- [SET EXERCISE] Copy every line of the data in which the word "plattegronden" occurs.

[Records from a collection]

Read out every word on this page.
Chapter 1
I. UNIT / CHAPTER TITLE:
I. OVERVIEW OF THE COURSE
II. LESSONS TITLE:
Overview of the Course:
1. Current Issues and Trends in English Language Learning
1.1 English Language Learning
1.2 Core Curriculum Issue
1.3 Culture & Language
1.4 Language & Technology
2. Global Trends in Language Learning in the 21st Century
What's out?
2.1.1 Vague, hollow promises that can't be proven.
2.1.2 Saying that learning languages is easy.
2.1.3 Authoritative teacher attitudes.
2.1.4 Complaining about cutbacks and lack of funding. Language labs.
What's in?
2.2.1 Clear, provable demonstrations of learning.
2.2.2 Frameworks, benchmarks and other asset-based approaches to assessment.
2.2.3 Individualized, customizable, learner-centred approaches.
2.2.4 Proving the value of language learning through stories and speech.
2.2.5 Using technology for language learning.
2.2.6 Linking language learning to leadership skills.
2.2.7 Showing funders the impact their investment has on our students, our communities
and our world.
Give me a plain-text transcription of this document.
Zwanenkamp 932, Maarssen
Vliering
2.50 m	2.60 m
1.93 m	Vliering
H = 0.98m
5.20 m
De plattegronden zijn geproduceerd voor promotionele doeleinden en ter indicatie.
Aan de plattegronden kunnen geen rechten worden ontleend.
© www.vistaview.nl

- [RESULT]
De plattegronden zijn geproduceerd voor promotionele doeleinden en ter indicatie.
Aan de plattegronden kunnen geen rechten worden ontleend.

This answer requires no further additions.